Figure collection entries
■ ■ ■ ■ ■ ■ ■

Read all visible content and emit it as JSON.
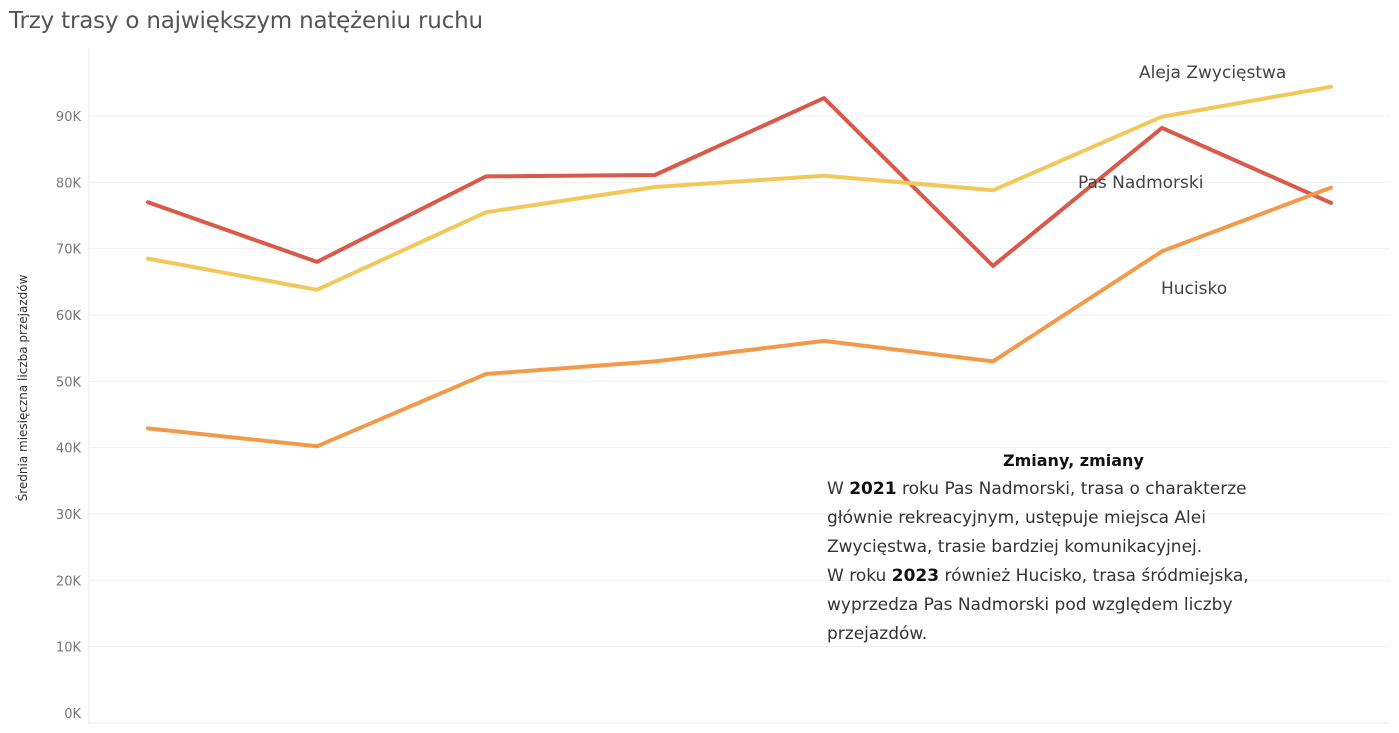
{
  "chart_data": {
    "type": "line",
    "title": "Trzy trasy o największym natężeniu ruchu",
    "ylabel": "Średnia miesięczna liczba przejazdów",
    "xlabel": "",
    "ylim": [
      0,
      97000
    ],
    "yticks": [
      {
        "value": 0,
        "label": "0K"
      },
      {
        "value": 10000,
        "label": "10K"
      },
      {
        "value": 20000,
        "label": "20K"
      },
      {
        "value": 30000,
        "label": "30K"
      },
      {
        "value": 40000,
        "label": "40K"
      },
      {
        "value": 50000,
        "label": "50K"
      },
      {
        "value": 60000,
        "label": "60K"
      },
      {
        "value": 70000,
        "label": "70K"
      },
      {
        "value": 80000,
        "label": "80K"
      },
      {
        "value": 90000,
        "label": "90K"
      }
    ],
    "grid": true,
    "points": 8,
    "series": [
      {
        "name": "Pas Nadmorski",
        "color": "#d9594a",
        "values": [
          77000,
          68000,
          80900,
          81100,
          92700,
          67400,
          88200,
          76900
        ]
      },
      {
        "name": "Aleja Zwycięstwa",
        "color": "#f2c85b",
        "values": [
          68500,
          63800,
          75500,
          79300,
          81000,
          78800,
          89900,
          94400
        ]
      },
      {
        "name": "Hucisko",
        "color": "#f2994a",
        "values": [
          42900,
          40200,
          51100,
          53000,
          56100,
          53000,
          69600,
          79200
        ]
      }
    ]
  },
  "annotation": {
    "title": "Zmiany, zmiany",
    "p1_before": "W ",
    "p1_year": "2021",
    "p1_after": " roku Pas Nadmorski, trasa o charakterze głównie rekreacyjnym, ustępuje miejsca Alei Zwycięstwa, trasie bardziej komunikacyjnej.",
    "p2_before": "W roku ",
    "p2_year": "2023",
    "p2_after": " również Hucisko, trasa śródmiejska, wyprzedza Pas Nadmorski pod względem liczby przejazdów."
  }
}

■ ■ ■ ■ ■ ■ ■

* Problem description
Search the lines for "Zwycięstwa". Copy each line that has it.

* Solution to the exercise
        "name": "Aleja Zwycięstwa",
    "p1_after": " roku Pas Nadmorski, trasa o charakterze głównie rekreacyjnym, ustępuje miejsca Alei Zwycięstwa, trasie bardziej komunikacyjnej.",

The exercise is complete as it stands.